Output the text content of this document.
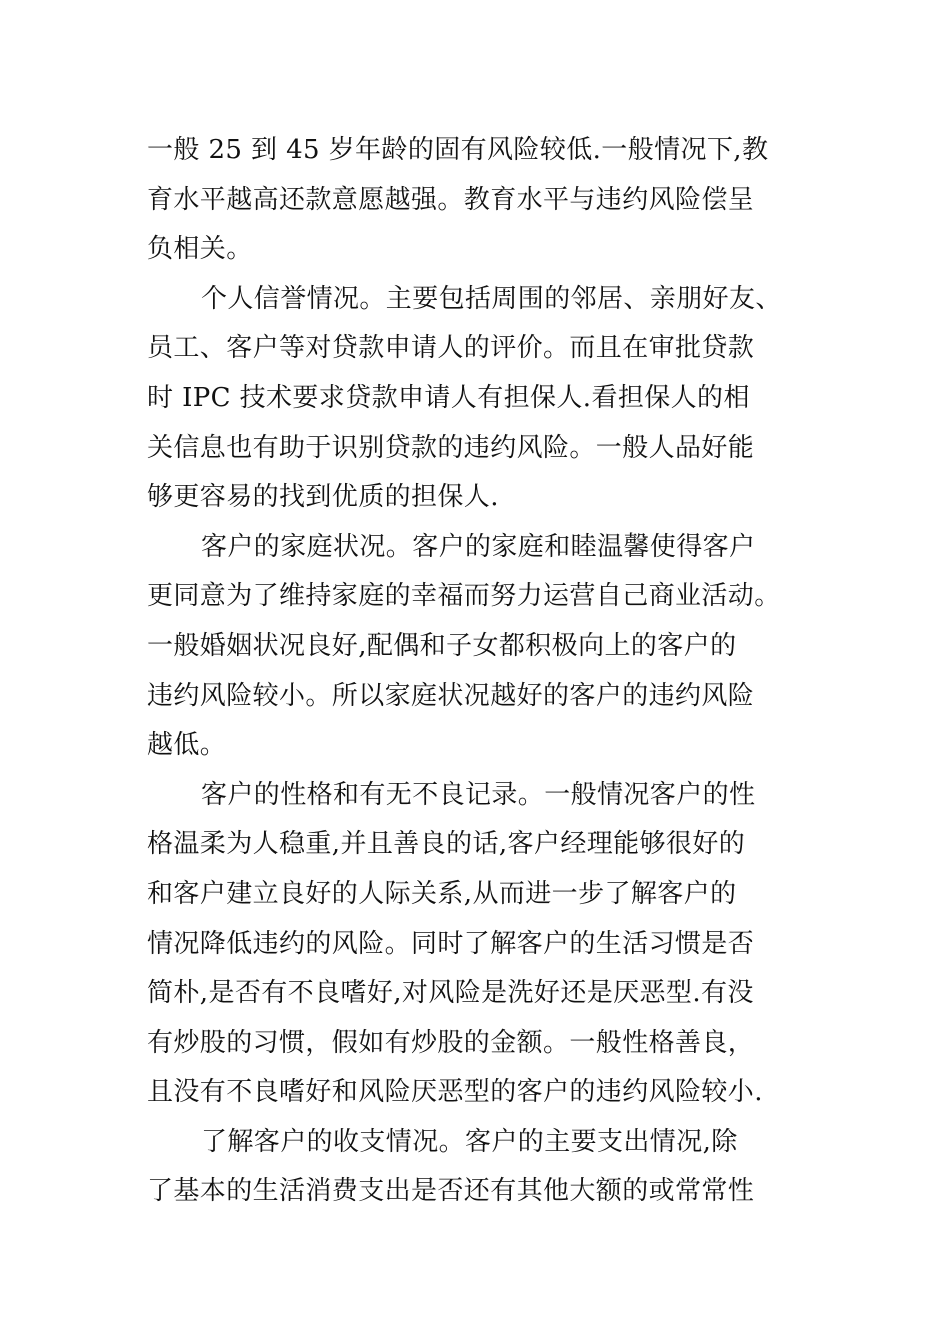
一般 25 到 45 岁年龄的固有风险较低.一般情况下,教
育水平越高还款意愿越强。教育水平与违约风险偿呈
负相关。
个人信誉情况。主要包括周围的邻居、亲朋好友、
员工、客户等对贷款申请人的评价。而且在审批贷款
时 IPC 技术要求贷款申请人有担保人.看担保人的相
关信息也有助于识别贷款的违约风险。一般人品好能
够更容易的找到优质的担保人.
客户的家庭状况。客户的家庭和睦温馨使得客户
更同意为了维持家庭的幸福而努力运营自己商业活动。
一般婚姻状况良好,配偶和子女都积极向上的客户的
违约风险较小。所以家庭状况越好的客户的违约风险
越低。
客户的性格和有无不良记录。一般情况客户的性
格温柔为人稳重,并且善良的话,客户经理能够很好的
和客户建立良好的人际关系,从而进一步了解客户的
情况降低违约的风险。同时了解客户的生活习惯是否
简朴,是否有不良嗜好,对风险是洗好还是厌恶型.有没
有炒股的习惯，假如有炒股的金额。一般性格善良，
且没有不良嗜好和风险厌恶型的客户的违约风险较小.
了解客户的收支情况。客户的主要支出情况,除
了基本的生活消费支出是否还有其他大额的或常常性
•••••
▶ Task brief: Print the full listing exactly, dropping the pictures.

▶ Answer to the exercise:
Output the text content of this document.
一般 25 到 45 岁年龄的固有风险较低.一般情况下,教
育水平越高还款意愿越强。教育水平与违约风险偿呈
负相关。
个人信誉情况。主要包括周围的邻居、亲朋好友、
员工、客户等对贷款申请人的评价。而且在审批贷款
时 IPC 技术要求贷款申请人有担保人.看担保人的相
关信息也有助于识别贷款的违约风险。一般人品好能
够更容易的找到优质的担保人.
客户的家庭状况。客户的家庭和睦温馨使得客户
更同意为了维持家庭的幸福而努力运营自己商业活动。
一般婚姻状况良好,配偶和子女都积极向上的客户的
违约风险较小。所以家庭状况越好的客户的违约风险
越低。
客户的性格和有无不良记录。一般情况客户的性
格温柔为人稳重,并且善良的话,客户经理能够很好的
和客户建立良好的人际关系,从而进一步了解客户的
情况降低违约的风险。同时了解客户的生活习惯是否
简朴,是否有不良嗜好,对风险是洗好还是厌恶型.有没
有炒股的习惯，假如有炒股的金额。一般性格善良，
且没有不良嗜好和风险厌恶型的客户的违约风险较小.
了解客户的收支情况。客户的主要支出情况,除
了基本的生活消费支出是否还有其他大额的或常常性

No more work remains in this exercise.